:: Texte fourni ::
━━━━━━━━

Un exemple de vie à une cinquantaine de kilomètres de Moscou

Nous quittons la campagne russe, paisible avec ses forêts à perte de vue pour rejoindre la trépidante Moscou. En bordure d’une route, une petite chapelle tout en bois attire notre attention.

A proximité une magnifique maison entièrement bâtie en rondins nous rappelle les maisons des Vieux-Croyants de Tarbagataï, mais cette fois la maison est grande avec un étage chose rarissime en Sibérie à cause du gel.

Evguenii a déjà rencontré les habitants de cet endroit insolite et nous promet une rencontre hors des sentiers battus.

Notre hôte, Alexandre, des yeux bleus pétillants encadrés par une barbe hirsute et chaussé de grandes bottes nous accueille chaleureusement pour une visite guidée de sa maison et la présentation de ses activités.

Ce village dans lequel Alexandre est établi date du XIV e siècle. Il est le seul habitant à occuper les lieux toute l’année. Les autres maisons sont les datchas des moscovites.

━━━━━━━━

:: Inventaire ::
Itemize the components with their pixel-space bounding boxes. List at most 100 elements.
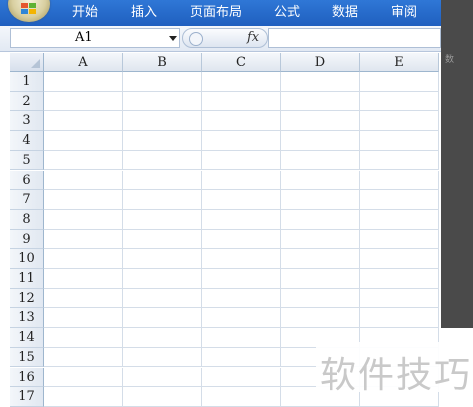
cell-B14[interactable] [123,328,202,348]
cell-E4[interactable] [360,131,439,151]
cell-E10[interactable] [360,249,439,269]
column-header[interactable]: D [281,53,360,72]
column-header[interactable]: A [44,53,123,72]
cell-C3[interactable] [202,111,281,132]
cell-C14[interactable] [202,328,281,348]
cell-B16[interactable] [123,367,202,388]
name-box-dropdown-icon[interactable] [169,36,177,41]
cell-B15[interactable] [123,347,202,368]
cell-B11[interactable] [123,269,202,289]
cell-E8[interactable] [360,209,439,230]
cell-D13[interactable] [281,308,360,329]
cell-A14[interactable] [44,328,123,348]
row-header[interactable]: 3 [10,111,44,132]
office-button[interactable] [8,0,50,22]
cell-D6[interactable] [281,170,360,191]
row-header[interactable]: 17 [10,387,44,407]
row-header[interactable]: 6 [10,170,44,191]
cell-D10[interactable] [281,249,360,269]
cell-D1[interactable] [281,72,360,92]
cell-C17[interactable] [202,387,281,407]
cell-A5[interactable] [44,150,123,171]
cell-A8[interactable] [44,209,123,230]
cell-E3[interactable] [360,111,439,132]
tab-formulas[interactable]: 公式 [274,3,300,23]
cell-C16[interactable] [202,367,281,388]
cell-E11[interactable] [360,269,439,289]
cell-A17[interactable] [44,387,123,407]
cell-B5[interactable] [123,150,202,171]
cell-C2[interactable] [202,91,281,112]
cell-E12[interactable] [360,288,439,309]
cell-C1[interactable] [202,72,281,92]
cell-D8[interactable] [281,209,360,230]
cell-E9[interactable] [360,229,439,250]
cell-A11[interactable] [44,269,123,289]
cell-E7[interactable] [360,190,439,210]
column-header[interactable]: E [360,53,439,72]
cell-A15[interactable] [44,347,123,368]
cell-A16[interactable] [44,367,123,388]
cell-D11[interactable] [281,269,360,289]
cell-C11[interactable] [202,269,281,289]
cell-D4[interactable] [281,131,360,151]
row-header[interactable]: 2 [10,91,44,112]
cell-B4[interactable] [123,131,202,151]
cell-A1[interactable] [44,72,123,92]
row-header[interactable]: 7 [10,190,44,210]
cell-C9[interactable] [202,229,281,250]
cell-B7[interactable] [123,190,202,210]
row-header[interactable]: 14 [10,328,44,348]
formula-expand-icon[interactable] [189,32,203,46]
column-header[interactable]: B [123,53,202,72]
tab-home[interactable]: 开始 [72,3,98,23]
cell-E5[interactable] [360,150,439,171]
cell-C4[interactable] [202,131,281,151]
formula-input[interactable] [268,28,441,48]
cell-E6[interactable] [360,170,439,191]
row-header[interactable]: 13 [10,308,44,329]
cell-B17[interactable] [123,387,202,407]
cell-C6[interactable] [202,170,281,191]
cell-A10[interactable] [44,249,123,269]
cell-A9[interactable] [44,229,123,250]
row-header[interactable]: 5 [10,150,44,171]
cell-D7[interactable] [281,190,360,210]
cell-D3[interactable] [281,111,360,132]
cell-A2[interactable] [44,91,123,112]
cell-E2[interactable] [360,91,439,112]
select-all-corner[interactable] [10,53,44,72]
cell-B9[interactable] [123,229,202,250]
tab-review[interactable]: 审阅 [391,3,417,23]
cell-B6[interactable] [123,170,202,191]
cell-C12[interactable] [202,288,281,309]
row-header[interactable]: 4 [10,131,44,151]
cell-E1[interactable] [360,72,439,92]
cell-C7[interactable] [202,190,281,210]
row-header[interactable]: 9 [10,229,44,250]
row-header[interactable]: 8 [10,209,44,230]
row-header[interactable]: 1 [10,72,44,92]
insert-function-button[interactable]: fx [247,30,259,45]
name-box[interactable]: A1 [10,28,180,48]
tab-data[interactable]: 数据 [332,3,358,23]
cell-D9[interactable] [281,229,360,250]
cell-C5[interactable] [202,150,281,171]
cell-D2[interactable] [281,91,360,112]
cell-A12[interactable] [44,288,123,309]
row-header[interactable]: 12 [10,288,44,309]
cell-A4[interactable] [44,131,123,151]
row-header[interactable]: 10 [10,249,44,269]
cell-A3[interactable] [44,111,123,132]
cell-B1[interactable] [123,72,202,92]
cell-C8[interactable] [202,209,281,230]
cell-A6[interactable] [44,170,123,191]
row-header[interactable]: 16 [10,367,44,388]
column-header[interactable]: C [202,53,281,72]
tab-page-layout[interactable]: 页面布局 [190,3,242,23]
cell-C15[interactable] [202,347,281,368]
cell-B8[interactable] [123,209,202,230]
cell-B2[interactable] [123,91,202,112]
cell-E13[interactable] [360,308,439,329]
cell-D12[interactable] [281,288,360,309]
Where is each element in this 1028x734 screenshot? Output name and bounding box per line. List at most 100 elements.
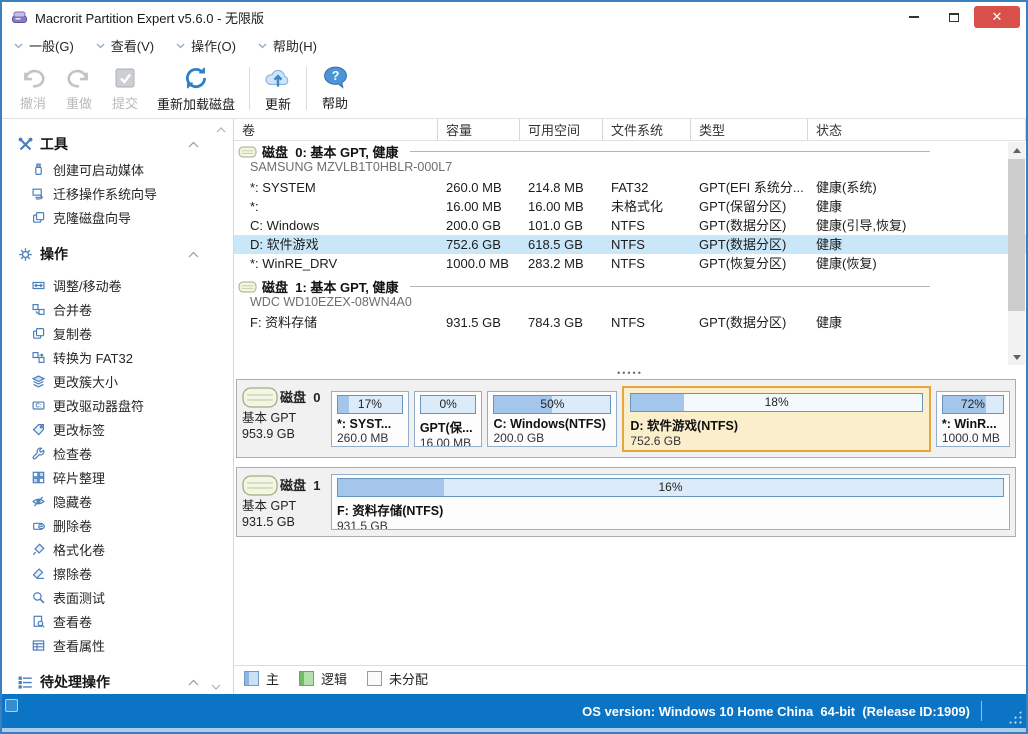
sidebar-item-1-9[interactable]: 隐藏卷 [18,489,233,513]
column-header-3[interactable]: 文件系统 [603,119,691,140]
volume-cell: 214.8 MB [520,178,603,197]
hide-volume-icon [32,495,45,508]
volume-cell: 283.2 MB [520,254,603,273]
scroll-up-arrow[interactable] [1008,142,1025,158]
volume-row-0-4[interactable]: *: WinRE_DRV1000.0 MB283.2 MBNTFSGPT(恢复分… [234,254,1026,273]
sidebar-section-header-2[interactable]: 待处理操作 [18,669,233,694]
sidebar-item-0-0[interactable]: 创建可启动媒体 [18,157,233,181]
sidebar-item-label: 迁移操作系统向导 [53,184,157,203]
partition-block-0-3[interactable]: 18%D: 软件游戏(NTFS)752.6 GB [622,386,930,452]
sidebar-section-title: 工具 [40,134,181,154]
sidebar-item-1-0[interactable]: 调整/移动卷 [18,273,233,297]
collapse-chevron-icon[interactable] [188,679,199,686]
sidebar-item-label: 合并卷 [53,300,92,319]
sidebar-scroll-up-icon[interactable] [216,127,226,133]
volume-row-0-3[interactable]: D: 软件游戏752.6 GB618.5 GBNTFSGPT(数据分区)健康 [234,235,1026,254]
toolbar-button-3[interactable]: 重新加载磁盘 [148,59,244,118]
partition-block-0-4[interactable]: 72%*: WinR...1000.0 MB [936,391,1010,447]
menu-item-3[interactable]: 帮助(H) [258,36,317,55]
sidebar-item-1-2[interactable]: 复制卷 [18,321,233,345]
disk-map-info-1[interactable]: 磁盘 1基本 GPT931.5 GB [242,472,326,532]
collapse-chevron-icon[interactable] [188,141,199,148]
column-header-4[interactable]: 类型 [691,119,808,140]
disk-model-label: WDC WD10EZEX-08WN4A0 [234,295,1026,311]
legend-item-unallocated: 未分配 [367,669,428,688]
table-scrollbar[interactable] [1008,142,1025,365]
sidebar-item-0-2[interactable]: 克隆磁盘向导 [18,205,233,229]
partition-label: GPT(保... [420,417,477,436]
toolbar-button-5[interactable]: 更新 [255,59,301,118]
close-button[interactable]: ✕ [974,6,1020,28]
sidebar-item-1-5[interactable]: C:更改驱动器盘符 [18,393,233,417]
toolbar: 撤消重做提交重新加载磁盘更新?帮助 [2,59,1026,119]
column-header-5[interactable]: 状态 [808,119,1026,140]
disk-group-header-1[interactable]: 磁盘 1: 基本 GPT, 健康 [234,278,1026,295]
disk-map-info-0[interactable]: 磁盘 0基本 GPT953.9 GB [242,384,326,453]
sidebar-item-1-6[interactable]: 更改标签 [18,417,233,441]
volume-row-0-0[interactable]: *: SYSTEM260.0 MB214.8 MBFAT32GPT(EFI 系统… [234,178,1026,197]
volume-cell: *: [234,197,438,216]
partition-block-0-0[interactable]: 17%*: SYST...260.0 MB [331,391,409,447]
minimize-button[interactable] [894,5,934,29]
sidebar-scroll-down-icon[interactable] [211,684,221,690]
sidebar-section-header-0[interactable]: 工具 [18,131,233,157]
statusbar-divider [981,701,982,721]
sidebar-item-1-1[interactable]: 合并卷 [18,297,233,321]
usage-percent-label: 18% [631,395,921,409]
column-header-0[interactable]: 卷 [234,119,438,140]
sidebar-item-0-1[interactable]: 迁移操作系统向导 [18,181,233,205]
volume-cell: 健康(引导,恢复) [808,216,1026,235]
volume-cell: C: Windows [234,216,438,235]
sidebar-item-1-7[interactable]: 检查卷 [18,441,233,465]
legend-item-logical: 逻辑 [299,669,347,688]
sidebar-section-items: 创建可启动媒体迁移操作系统向导克隆磁盘向导 [18,157,233,229]
partition-size-label: 260.0 MB [337,431,403,445]
column-header-1[interactable]: 容量 [438,119,520,140]
usage-bar: 16% [337,478,1004,497]
disk-drive-icon [238,145,257,159]
sidebar-item-1-10[interactable]: 删除卷 [18,513,233,537]
volume-cell: 931.5 GB [438,313,520,332]
menu-item-label: 操作(O) [191,36,236,55]
toolbar-separator [306,67,307,110]
sidebar-section-header-1[interactable]: 操作 [18,241,233,267]
partition-block-0-2[interactable]: 50%C: Windows(NTFS)200.0 GB [487,391,617,447]
maximize-button[interactable] [934,5,974,29]
titlebar: Macrorit Partition Expert v5.6.0 - 无限版 ✕ [2,2,1026,32]
volume-cell: NTFS [603,313,691,332]
collapse-chevron-icon[interactable] [188,251,199,258]
sidebar-item-1-12[interactable]: 擦除卷 [18,561,233,585]
disk-size-label: 931.5 GB [242,514,326,530]
toolbar-button-0[interactable]: 撤消 [10,59,56,118]
toolbar-button-7[interactable]: ?帮助 [312,59,358,118]
volume-cell: 200.0 GB [438,216,520,235]
sidebar-item-1-8[interactable]: 碎片整理 [18,465,233,489]
volume-row-1-0[interactable]: F: 资料存储931.5 GB784.3 GBNTFSGPT(数据分区)健康 [234,313,1026,332]
horizontal-splitter[interactable]: ••••• [234,367,1026,379]
volume-cell: GPT(EFI 系统分... [691,178,808,197]
clone-disk-icon [32,211,45,224]
scrollbar-thumb[interactable] [1008,159,1025,311]
sidebar-item-label: 创建可启动媒体 [53,160,144,179]
window-bottom-border [2,728,1026,732]
column-header-2[interactable]: 可用空间 [520,119,603,140]
sidebar-item-1-4[interactable]: 更改簇大小 [18,369,233,393]
sidebar-item-1-15[interactable]: 查看属性 [18,633,233,657]
partition-block-1-0[interactable]: 16%F: 资料存储(NTFS)931.5 GB [331,474,1010,530]
disk-group-header-0[interactable]: 磁盘 0: 基本 GPT, 健康 [234,143,1026,160]
menu-item-0[interactable]: 一般(G) [14,36,74,55]
toolbar-button-1[interactable]: 重做 [56,59,102,118]
partition-block-0-1[interactable]: 0%GPT(保...16.00 MB [414,391,483,447]
volume-row-0-1[interactable]: *:16.00 MB16.00 MB未格式化GPT(保留分区)健康 [234,197,1026,216]
sidebar-item-1-14[interactable]: 查看卷 [18,609,233,633]
menu-item-2[interactable]: 操作(O) [176,36,236,55]
sidebar-item-1-13[interactable]: 表面测试 [18,585,233,609]
sidebar-item-1-3[interactable]: 转换为 FAT32 [18,345,233,369]
toolbar-button-2[interactable]: 提交 [102,59,148,118]
scroll-down-arrow[interactable] [1008,349,1025,365]
sidebar-item-1-11[interactable]: 格式化卷 [18,537,233,561]
disk-type-label: 基本 GPT [242,410,326,426]
volume-cell: GPT(数据分区) [691,235,808,254]
menu-item-1[interactable]: 查看(V) [96,36,154,55]
volume-row-0-2[interactable]: C: Windows200.0 GB101.0 GBNTFSGPT(数据分区)健… [234,216,1026,235]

━━━━━━━━

:: Travail demandé ::
- a) Relevez tous les noms propres de lieux qui figurent dans le récit sur le village d'Alexandre, chacun une seule fois.
- b) Prolongez le récit sur le village d'Alexandre par quelques phrases qui suivent sa dernière ligne.
Les items ci-dessus ne sont d'aucune utilité pour ce travail.

:: Réponses rédigées ::
- a) Moscou, Tarbagataï, Sibérie

- b)
Les travaux ont démarré il y a environ vingt ans, aidé par une dizaine d’amis c’est d’abord la chapelle qui a vu le jour pour protéger les futurs occupants, porter bonheur et prier.

La maison est bâtie avec des rondins de sapin énormes et tout est conçu pour ne pas recevoir le soleil directement afin de protéger le bois.

La famille vit en autarcie, de pêche cueillette, cultive le potager, par contre Alexandre se refuse à chasser les animaux dans la forêt.

Tout ce que la famille utilise dans la maison pour la vie quotidienne est fabriqué des mains de ses habitants et sont aussi vendus dans les marchés et les foires.

Dans plusieurs recoins de la maison Alexandre nous montre avec fierté des nids d’hirondelles avec pour la circulation des oiseaux des ouvertures permanentes.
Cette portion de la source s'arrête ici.